*Problem details*.
Of the lines in the listing below, how many hold "Behold"? Answer with the number only.

*Raw data*.
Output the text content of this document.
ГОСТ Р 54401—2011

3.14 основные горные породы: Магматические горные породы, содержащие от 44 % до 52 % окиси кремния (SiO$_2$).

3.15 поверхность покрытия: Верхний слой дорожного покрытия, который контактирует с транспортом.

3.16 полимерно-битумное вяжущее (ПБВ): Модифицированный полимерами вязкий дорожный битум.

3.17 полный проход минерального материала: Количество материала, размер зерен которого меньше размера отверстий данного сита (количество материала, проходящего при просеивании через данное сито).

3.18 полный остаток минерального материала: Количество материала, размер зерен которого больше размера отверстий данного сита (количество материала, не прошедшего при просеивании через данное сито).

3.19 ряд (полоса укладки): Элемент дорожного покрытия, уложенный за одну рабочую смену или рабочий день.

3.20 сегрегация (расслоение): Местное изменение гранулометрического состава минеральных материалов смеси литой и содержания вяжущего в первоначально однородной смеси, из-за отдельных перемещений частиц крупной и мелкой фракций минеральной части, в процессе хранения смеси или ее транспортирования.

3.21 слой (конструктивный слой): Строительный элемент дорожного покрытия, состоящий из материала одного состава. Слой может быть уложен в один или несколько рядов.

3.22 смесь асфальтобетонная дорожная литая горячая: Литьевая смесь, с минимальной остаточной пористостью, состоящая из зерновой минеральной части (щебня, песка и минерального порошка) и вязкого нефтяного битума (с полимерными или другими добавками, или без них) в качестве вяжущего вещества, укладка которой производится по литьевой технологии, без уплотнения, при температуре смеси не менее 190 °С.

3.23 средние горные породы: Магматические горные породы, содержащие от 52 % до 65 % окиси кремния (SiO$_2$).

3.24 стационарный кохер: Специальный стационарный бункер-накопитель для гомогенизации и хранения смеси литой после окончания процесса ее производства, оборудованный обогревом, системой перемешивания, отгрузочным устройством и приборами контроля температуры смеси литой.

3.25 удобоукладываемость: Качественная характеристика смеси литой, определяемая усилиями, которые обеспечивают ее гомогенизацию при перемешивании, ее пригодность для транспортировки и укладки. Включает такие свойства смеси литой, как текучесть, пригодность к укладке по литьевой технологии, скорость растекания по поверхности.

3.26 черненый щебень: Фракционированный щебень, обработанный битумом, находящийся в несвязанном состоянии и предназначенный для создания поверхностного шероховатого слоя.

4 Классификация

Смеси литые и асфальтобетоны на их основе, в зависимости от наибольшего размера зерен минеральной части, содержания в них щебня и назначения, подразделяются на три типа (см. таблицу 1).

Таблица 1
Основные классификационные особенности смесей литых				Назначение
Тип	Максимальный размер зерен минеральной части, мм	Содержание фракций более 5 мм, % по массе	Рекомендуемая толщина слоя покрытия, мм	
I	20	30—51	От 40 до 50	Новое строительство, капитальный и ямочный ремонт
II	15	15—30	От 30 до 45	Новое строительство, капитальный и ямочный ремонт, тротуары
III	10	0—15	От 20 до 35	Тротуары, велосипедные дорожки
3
* * *
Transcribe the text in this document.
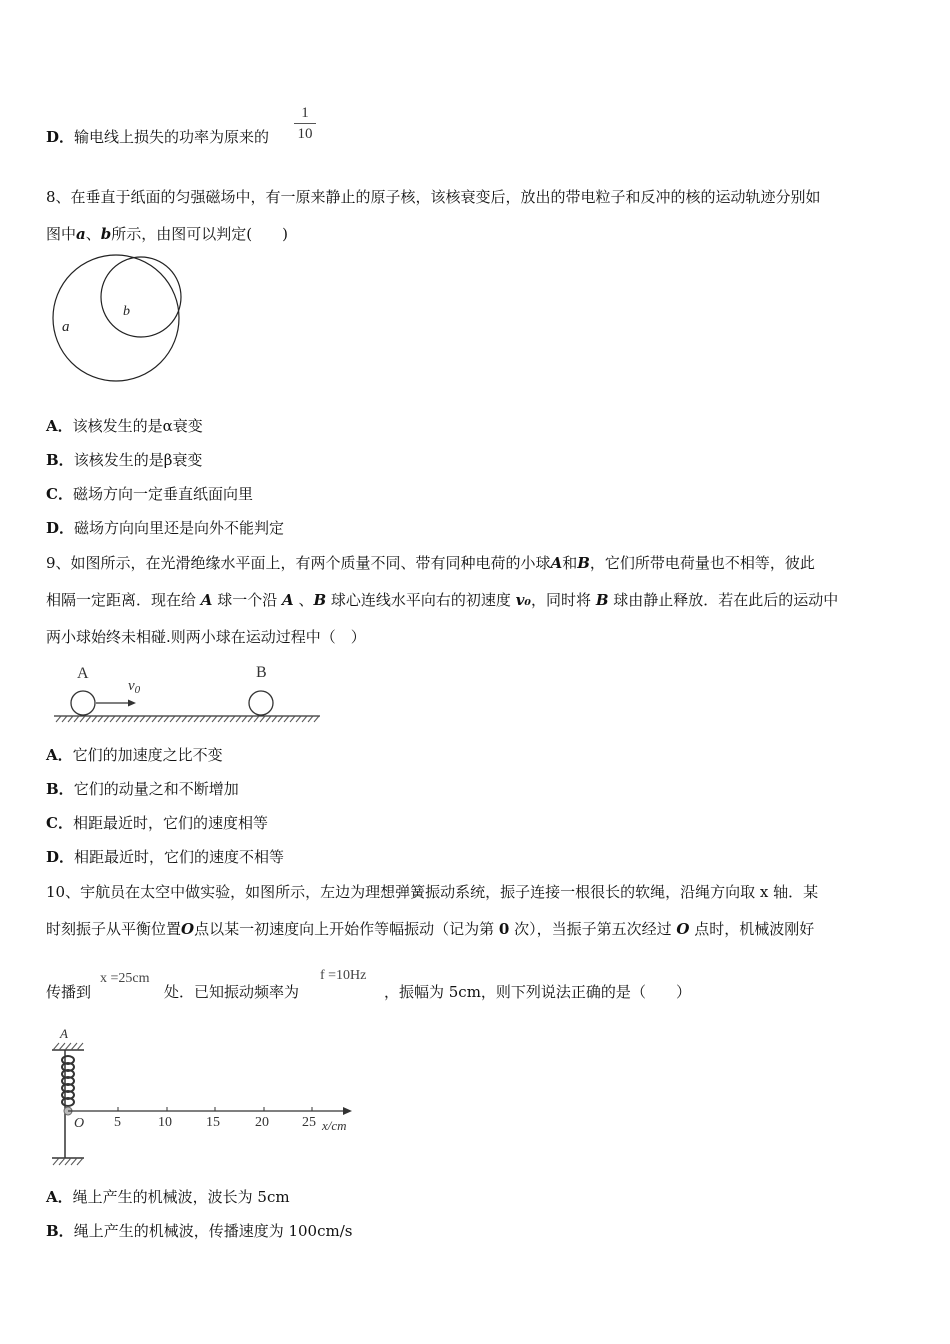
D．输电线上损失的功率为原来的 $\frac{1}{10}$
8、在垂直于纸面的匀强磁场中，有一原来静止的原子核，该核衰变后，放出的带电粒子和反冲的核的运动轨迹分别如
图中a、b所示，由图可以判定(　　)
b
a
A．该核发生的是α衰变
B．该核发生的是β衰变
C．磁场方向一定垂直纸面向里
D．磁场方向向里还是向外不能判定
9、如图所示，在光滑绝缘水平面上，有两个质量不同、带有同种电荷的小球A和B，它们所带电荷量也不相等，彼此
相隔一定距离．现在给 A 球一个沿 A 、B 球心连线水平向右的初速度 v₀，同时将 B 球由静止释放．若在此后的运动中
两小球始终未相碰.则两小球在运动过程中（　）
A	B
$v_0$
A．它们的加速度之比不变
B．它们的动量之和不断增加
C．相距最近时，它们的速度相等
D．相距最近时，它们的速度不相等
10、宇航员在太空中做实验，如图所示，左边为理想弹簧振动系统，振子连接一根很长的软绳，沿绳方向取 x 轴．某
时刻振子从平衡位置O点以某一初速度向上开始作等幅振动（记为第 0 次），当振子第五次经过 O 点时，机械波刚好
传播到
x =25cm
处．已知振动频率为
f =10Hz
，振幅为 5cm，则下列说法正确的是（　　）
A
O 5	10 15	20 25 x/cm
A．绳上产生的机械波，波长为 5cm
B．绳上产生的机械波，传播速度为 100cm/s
...
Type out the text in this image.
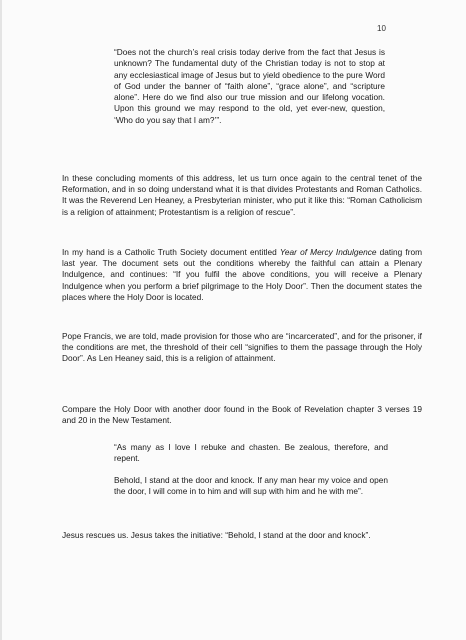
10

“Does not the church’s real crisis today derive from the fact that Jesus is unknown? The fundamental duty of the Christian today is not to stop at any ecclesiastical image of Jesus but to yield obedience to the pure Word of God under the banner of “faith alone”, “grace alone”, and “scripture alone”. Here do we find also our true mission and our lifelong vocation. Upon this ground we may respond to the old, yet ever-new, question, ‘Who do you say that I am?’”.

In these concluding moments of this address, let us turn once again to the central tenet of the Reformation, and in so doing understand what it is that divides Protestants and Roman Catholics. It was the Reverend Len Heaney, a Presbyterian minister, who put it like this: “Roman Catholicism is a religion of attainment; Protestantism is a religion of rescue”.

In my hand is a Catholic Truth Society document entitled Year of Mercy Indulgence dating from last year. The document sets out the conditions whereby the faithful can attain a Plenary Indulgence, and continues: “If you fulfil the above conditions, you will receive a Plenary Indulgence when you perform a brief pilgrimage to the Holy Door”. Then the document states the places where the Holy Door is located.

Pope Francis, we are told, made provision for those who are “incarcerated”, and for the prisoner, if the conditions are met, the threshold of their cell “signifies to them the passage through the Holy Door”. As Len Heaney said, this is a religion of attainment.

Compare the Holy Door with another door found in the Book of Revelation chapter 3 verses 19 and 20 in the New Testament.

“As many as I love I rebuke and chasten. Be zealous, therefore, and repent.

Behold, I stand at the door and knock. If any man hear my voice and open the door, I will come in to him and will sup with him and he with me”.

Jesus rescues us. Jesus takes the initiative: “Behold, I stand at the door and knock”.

*Correct output*.
2